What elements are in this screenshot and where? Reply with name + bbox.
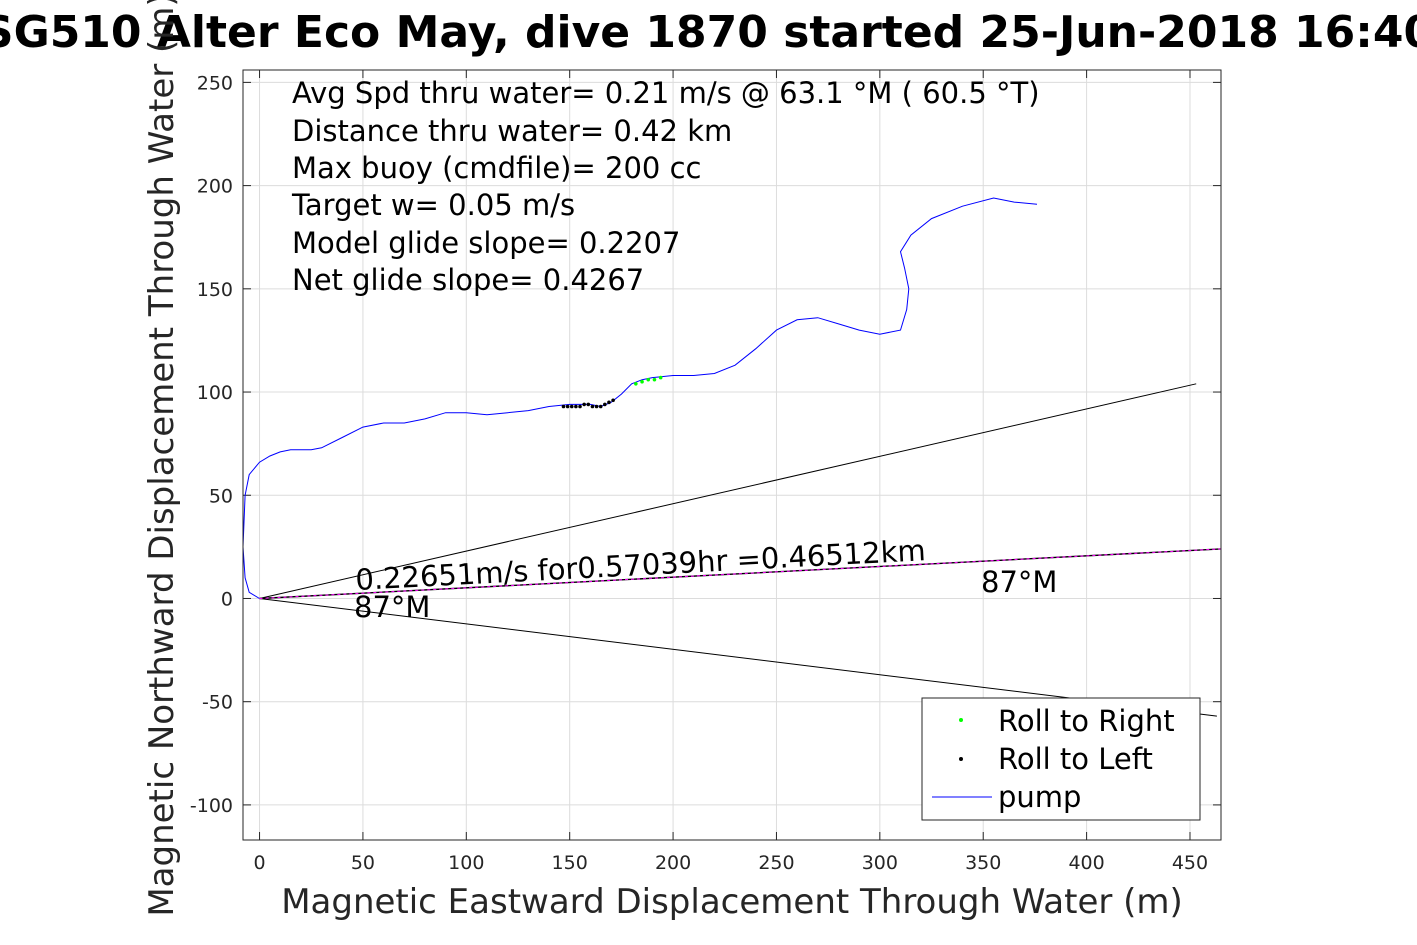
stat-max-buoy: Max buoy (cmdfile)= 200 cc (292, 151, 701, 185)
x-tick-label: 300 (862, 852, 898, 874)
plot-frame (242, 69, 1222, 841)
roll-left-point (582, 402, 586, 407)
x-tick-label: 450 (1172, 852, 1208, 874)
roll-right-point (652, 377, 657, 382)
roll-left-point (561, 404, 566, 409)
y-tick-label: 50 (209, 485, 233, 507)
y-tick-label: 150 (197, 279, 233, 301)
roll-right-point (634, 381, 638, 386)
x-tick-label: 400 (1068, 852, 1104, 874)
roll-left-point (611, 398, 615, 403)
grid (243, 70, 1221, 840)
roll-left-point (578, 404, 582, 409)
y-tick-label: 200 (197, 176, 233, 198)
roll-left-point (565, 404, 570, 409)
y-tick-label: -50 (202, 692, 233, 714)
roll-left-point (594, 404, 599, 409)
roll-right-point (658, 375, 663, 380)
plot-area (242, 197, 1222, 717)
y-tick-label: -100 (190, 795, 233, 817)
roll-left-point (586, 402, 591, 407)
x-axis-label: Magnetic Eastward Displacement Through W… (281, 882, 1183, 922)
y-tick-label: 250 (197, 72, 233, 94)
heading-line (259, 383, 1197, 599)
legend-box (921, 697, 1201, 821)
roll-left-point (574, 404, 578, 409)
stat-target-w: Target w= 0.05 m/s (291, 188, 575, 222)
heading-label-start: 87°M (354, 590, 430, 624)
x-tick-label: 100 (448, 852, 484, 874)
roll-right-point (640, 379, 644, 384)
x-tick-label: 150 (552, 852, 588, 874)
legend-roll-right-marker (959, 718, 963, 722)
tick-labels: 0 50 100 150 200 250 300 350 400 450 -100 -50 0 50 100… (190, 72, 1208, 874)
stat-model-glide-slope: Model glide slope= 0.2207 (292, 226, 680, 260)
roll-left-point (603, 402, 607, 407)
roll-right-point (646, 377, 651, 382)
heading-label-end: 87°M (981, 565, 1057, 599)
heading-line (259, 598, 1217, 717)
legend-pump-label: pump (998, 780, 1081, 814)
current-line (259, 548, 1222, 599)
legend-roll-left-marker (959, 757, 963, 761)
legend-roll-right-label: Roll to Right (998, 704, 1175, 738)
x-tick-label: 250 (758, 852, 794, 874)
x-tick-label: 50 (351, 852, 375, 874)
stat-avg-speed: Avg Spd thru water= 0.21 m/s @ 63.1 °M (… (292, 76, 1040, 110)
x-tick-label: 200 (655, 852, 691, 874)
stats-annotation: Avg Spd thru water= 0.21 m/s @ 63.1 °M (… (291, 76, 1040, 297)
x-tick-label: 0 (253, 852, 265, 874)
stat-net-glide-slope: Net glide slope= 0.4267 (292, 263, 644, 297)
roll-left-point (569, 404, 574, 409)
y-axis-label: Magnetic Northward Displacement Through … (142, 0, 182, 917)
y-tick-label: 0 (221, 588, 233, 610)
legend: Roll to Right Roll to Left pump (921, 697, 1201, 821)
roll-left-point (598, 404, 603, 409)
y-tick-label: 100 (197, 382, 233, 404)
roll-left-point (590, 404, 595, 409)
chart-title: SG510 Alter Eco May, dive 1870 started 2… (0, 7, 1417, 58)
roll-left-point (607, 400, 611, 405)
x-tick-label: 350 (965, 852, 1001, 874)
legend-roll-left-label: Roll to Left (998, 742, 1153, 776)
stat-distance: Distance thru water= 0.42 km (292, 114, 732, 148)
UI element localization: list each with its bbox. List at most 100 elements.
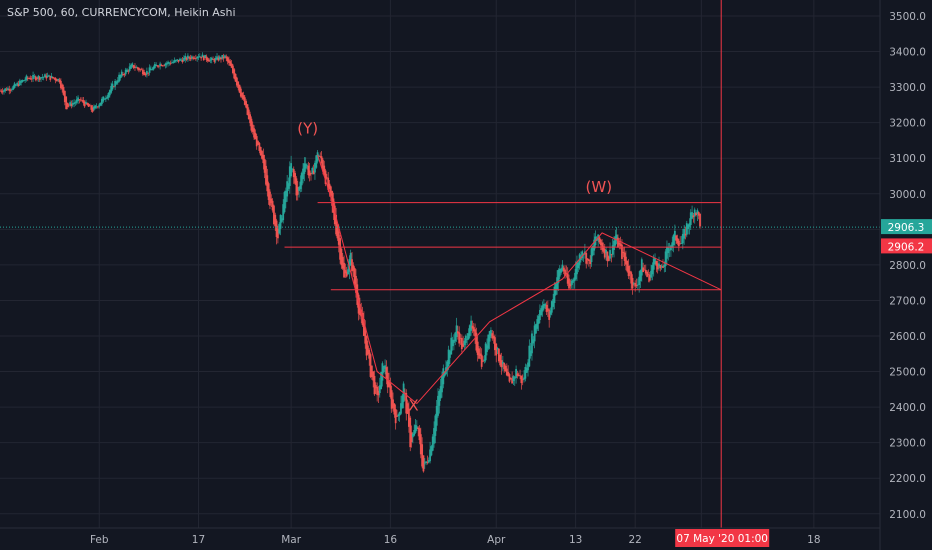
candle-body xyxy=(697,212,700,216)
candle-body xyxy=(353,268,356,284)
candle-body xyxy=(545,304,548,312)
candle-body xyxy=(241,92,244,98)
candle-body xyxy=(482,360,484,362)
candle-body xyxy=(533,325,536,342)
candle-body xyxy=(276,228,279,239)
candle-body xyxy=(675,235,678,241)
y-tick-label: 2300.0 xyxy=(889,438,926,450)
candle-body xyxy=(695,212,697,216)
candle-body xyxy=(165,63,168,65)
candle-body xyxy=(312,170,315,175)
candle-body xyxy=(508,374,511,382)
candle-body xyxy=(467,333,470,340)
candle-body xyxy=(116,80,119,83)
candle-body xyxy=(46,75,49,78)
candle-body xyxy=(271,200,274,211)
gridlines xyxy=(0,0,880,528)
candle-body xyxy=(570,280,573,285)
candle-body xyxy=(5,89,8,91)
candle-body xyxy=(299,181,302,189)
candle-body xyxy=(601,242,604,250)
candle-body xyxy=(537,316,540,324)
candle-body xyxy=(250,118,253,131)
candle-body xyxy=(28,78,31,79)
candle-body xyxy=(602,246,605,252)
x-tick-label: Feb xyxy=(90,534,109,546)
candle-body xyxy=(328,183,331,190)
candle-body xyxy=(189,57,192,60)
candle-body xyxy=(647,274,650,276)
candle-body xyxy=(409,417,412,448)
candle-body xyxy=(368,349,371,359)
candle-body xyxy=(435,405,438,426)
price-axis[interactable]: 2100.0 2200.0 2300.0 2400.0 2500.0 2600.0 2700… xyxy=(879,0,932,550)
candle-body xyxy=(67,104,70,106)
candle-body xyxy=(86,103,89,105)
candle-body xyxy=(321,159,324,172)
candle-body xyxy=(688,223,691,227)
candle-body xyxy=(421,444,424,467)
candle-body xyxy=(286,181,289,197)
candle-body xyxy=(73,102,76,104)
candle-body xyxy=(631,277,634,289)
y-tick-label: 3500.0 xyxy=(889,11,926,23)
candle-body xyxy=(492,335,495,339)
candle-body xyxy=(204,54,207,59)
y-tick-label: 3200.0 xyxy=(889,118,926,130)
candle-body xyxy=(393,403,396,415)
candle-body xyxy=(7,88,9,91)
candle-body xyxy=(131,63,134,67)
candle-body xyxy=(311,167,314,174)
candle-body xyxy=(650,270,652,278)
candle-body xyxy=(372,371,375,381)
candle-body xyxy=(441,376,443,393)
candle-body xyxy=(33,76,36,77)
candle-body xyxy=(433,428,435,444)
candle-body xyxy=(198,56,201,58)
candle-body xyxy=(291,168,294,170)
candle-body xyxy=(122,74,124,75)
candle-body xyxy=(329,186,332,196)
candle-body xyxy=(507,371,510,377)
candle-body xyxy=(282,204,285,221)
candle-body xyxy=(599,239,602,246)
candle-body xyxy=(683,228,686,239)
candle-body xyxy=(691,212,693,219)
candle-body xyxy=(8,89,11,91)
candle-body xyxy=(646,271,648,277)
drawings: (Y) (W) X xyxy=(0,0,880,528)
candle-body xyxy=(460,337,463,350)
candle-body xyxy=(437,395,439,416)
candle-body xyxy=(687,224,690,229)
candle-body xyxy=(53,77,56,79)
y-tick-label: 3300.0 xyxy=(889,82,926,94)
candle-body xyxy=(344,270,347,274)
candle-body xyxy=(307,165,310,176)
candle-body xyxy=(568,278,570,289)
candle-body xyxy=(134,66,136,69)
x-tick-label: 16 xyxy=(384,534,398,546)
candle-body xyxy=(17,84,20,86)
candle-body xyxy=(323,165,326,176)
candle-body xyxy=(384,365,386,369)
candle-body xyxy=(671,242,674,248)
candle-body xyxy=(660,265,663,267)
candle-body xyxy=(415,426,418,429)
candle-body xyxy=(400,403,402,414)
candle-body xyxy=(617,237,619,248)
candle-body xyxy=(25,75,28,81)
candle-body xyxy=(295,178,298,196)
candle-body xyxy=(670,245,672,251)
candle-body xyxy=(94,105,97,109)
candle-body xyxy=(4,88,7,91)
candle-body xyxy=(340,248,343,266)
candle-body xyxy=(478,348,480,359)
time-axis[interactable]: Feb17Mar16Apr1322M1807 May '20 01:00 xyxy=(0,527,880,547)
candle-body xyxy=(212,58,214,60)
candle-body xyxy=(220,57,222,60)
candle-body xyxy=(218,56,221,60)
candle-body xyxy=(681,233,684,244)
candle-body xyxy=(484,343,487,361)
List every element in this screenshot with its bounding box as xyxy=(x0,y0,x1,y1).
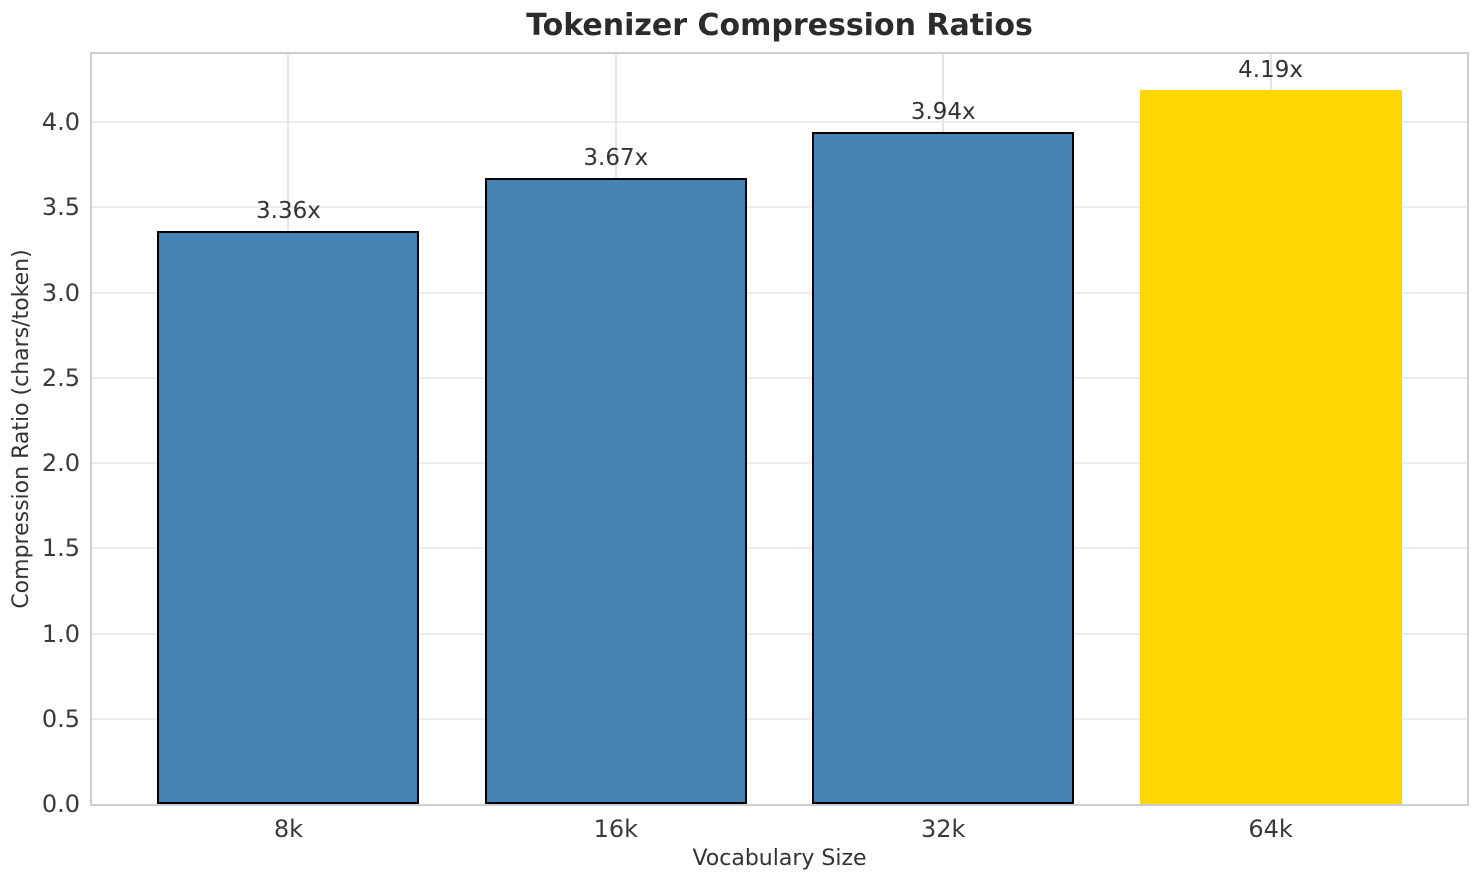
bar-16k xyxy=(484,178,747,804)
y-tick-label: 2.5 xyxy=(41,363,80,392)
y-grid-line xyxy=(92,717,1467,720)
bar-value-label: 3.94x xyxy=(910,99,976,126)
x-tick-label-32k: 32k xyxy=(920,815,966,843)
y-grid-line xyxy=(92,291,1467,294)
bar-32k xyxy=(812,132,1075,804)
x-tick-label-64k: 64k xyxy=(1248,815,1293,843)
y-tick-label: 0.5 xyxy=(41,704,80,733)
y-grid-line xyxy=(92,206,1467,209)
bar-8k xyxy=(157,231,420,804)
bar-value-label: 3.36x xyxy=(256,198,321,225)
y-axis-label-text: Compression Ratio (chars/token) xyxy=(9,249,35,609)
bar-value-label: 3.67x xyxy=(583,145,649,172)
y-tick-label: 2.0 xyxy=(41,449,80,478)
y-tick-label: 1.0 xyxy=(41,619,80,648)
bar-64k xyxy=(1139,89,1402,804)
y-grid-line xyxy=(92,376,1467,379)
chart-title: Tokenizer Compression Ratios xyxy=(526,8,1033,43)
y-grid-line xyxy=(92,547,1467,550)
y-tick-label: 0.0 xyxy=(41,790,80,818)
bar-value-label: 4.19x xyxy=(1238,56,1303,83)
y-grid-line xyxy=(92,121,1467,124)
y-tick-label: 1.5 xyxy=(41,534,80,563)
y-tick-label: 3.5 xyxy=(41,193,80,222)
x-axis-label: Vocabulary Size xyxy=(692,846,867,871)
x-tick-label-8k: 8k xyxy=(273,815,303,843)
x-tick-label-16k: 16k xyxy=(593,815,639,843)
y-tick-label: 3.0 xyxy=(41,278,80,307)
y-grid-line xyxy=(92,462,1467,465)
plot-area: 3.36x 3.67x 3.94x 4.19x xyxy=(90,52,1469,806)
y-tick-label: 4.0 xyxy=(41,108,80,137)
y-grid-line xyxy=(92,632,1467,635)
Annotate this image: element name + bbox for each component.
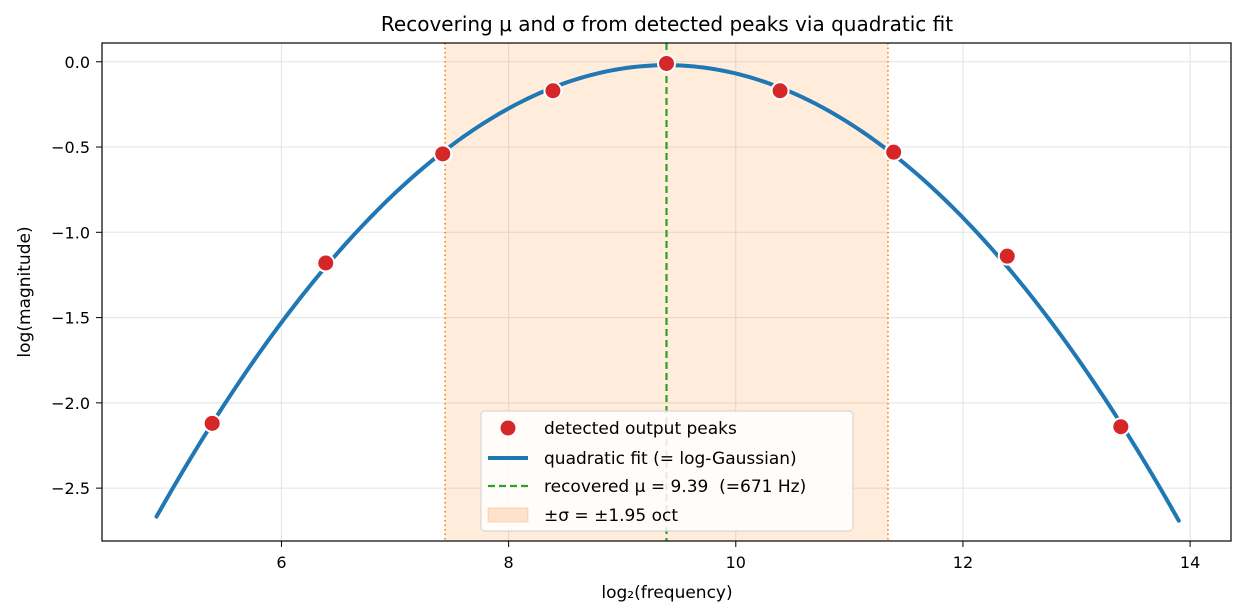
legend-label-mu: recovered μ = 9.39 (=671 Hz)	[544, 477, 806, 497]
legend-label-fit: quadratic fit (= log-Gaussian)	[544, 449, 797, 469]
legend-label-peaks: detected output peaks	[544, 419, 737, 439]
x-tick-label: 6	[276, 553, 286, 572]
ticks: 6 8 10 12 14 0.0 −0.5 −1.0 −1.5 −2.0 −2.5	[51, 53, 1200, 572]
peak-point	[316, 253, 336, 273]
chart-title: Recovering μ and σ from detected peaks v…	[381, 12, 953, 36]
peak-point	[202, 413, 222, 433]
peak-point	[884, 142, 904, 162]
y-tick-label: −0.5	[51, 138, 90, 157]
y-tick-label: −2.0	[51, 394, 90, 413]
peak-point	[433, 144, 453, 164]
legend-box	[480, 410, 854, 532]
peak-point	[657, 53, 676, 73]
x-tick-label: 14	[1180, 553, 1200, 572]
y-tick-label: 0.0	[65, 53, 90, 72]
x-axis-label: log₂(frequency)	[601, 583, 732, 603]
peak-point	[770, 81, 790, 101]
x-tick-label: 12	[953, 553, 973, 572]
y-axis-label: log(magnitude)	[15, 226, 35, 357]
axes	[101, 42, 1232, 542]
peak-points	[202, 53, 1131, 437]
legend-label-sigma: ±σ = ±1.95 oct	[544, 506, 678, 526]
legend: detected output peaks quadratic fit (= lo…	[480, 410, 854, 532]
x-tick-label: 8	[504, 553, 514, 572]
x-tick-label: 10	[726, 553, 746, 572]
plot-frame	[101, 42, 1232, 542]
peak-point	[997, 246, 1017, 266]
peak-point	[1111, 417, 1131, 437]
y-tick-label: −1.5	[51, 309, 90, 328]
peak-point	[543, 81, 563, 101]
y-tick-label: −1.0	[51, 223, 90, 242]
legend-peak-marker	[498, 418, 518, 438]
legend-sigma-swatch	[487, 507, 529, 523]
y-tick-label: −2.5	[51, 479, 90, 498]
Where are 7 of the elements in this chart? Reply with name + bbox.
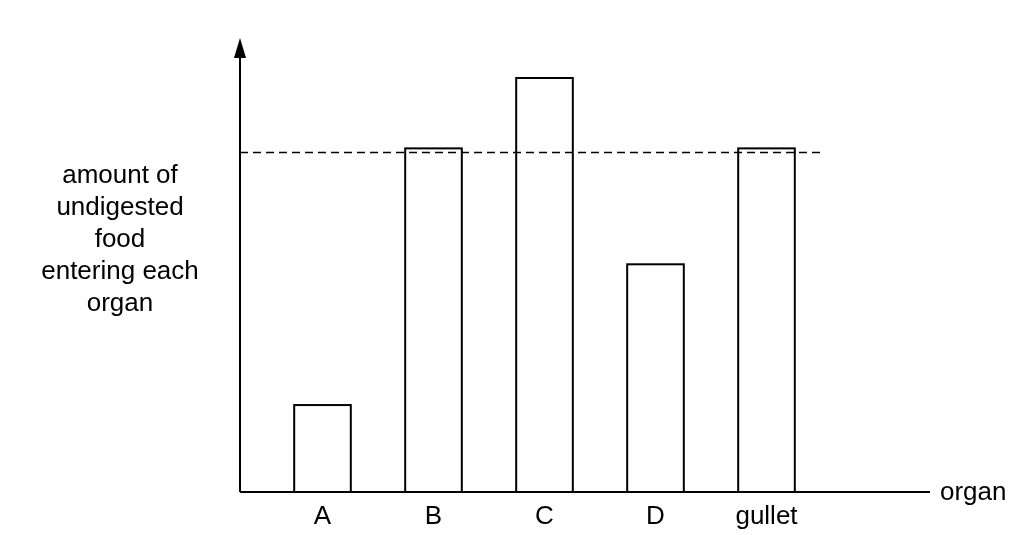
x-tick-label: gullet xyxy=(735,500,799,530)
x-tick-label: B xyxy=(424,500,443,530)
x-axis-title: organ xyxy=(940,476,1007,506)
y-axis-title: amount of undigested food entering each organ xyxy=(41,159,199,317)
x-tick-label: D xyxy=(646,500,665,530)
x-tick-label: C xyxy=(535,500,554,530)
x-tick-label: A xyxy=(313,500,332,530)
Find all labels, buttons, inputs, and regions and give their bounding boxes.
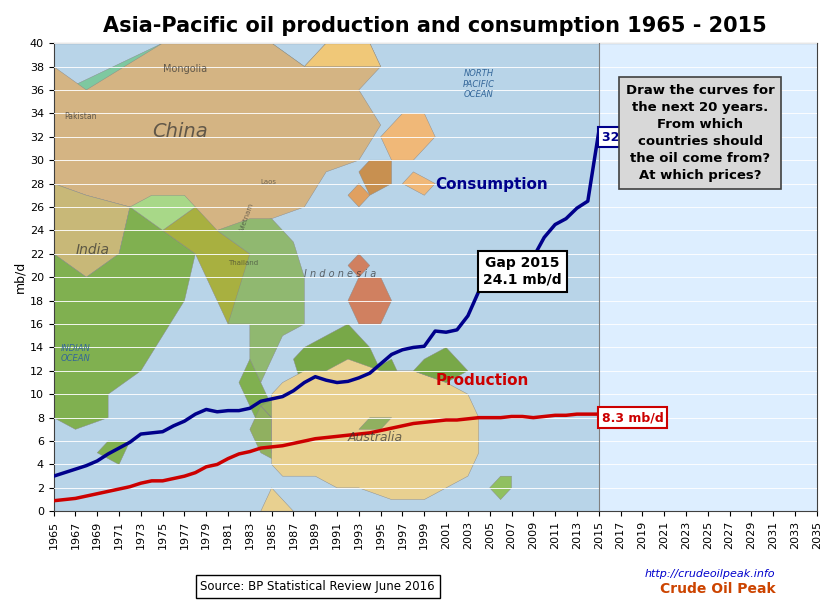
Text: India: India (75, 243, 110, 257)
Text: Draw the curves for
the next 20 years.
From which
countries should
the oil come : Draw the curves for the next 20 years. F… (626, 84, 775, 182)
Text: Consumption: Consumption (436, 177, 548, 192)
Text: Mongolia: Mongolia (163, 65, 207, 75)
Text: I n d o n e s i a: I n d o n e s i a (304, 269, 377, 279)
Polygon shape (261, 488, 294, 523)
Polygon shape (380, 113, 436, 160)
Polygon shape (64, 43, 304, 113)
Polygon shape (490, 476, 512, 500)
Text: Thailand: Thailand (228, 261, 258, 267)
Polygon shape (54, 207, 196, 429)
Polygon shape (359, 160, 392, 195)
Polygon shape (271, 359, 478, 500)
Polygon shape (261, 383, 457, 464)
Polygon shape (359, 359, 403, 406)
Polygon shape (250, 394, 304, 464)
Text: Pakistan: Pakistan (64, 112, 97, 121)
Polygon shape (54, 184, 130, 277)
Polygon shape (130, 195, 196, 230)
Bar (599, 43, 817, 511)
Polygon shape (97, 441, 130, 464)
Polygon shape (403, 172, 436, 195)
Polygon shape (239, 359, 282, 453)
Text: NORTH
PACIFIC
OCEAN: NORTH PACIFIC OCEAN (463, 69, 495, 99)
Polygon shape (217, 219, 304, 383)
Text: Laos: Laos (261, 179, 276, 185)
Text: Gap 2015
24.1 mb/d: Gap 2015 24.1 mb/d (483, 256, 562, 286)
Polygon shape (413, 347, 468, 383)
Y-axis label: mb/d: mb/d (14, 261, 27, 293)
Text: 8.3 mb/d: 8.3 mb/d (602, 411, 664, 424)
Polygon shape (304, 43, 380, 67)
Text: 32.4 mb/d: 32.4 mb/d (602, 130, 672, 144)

● What is being asked
Copy out, word for word, the stretch of the records from the line containing "legend-label-mu: recovered μ" through the line containing "Where are 7", including both of those lines.

● Complete answer
legend-label-mu: recovered μ = 9.39 (=671 Hz)	[544, 477, 806, 497]
legend-label-fit: quadratic fit (= log-Gaussian)	[544, 449, 797, 469]
legend-label-peaks: detected output peaks	[544, 419, 737, 439]
x-tick-label: 6	[276, 553, 286, 572]
ticks: 6 8 10 12 14 0.0 −0.5 −1.0 −1.5 −2.0 −2.5	[51, 53, 1200, 572]
peak-point	[316, 253, 336, 273]
chart-title: Recovering μ and σ from detected peaks v…	[381, 12, 953, 36]
peak-point	[202, 413, 222, 433]
peak-point	[884, 142, 904, 162]
y-tick-label: −0.5	[51, 138, 90, 157]
y-tick-label: −2.0	[51, 394, 90, 413]
peak-point	[433, 144, 453, 164]
legend-box	[480, 410, 854, 532]
peak-point	[657, 53, 676, 73]
x-tick-label: 14	[1180, 553, 1200, 572]
y-tick-label: 0.0	[65, 53, 90, 72]
x-axis-label: log₂(frequency)	[601, 583, 732, 603]
peak-point	[770, 81, 790, 101]
x-tick-label: 12	[953, 553, 973, 572]
y-axis-label: log(magnitude)	[15, 226, 35, 357]
axes	[101, 42, 1232, 542]
peak-points	[202, 53, 1131, 437]
legend-label-sigma: ±σ = ±1.95 oct	[544, 506, 678, 526]
legend: detected output peaks quadratic fit (= lo…	[480, 410, 854, 532]
x-tick-label: 8	[504, 553, 514, 572]
x-tick-label: 10	[726, 553, 746, 572]
plot-frame	[101, 42, 1232, 542]
peak-point	[997, 246, 1017, 266]
peak-point	[1111, 417, 1131, 437]
y-tick-label: −1.5	[51, 309, 90, 328]
peak-point	[543, 81, 563, 101]
y-tick-label: −1.0	[51, 223, 90, 242]
legend-peak-marker	[498, 418, 518, 438]
legend-sigma-swatch	[487, 507, 529, 523]
y-tick-label: −2.5	[51, 479, 90, 498]
Where are 7 of the elements in this chart? Reply with name + bbox.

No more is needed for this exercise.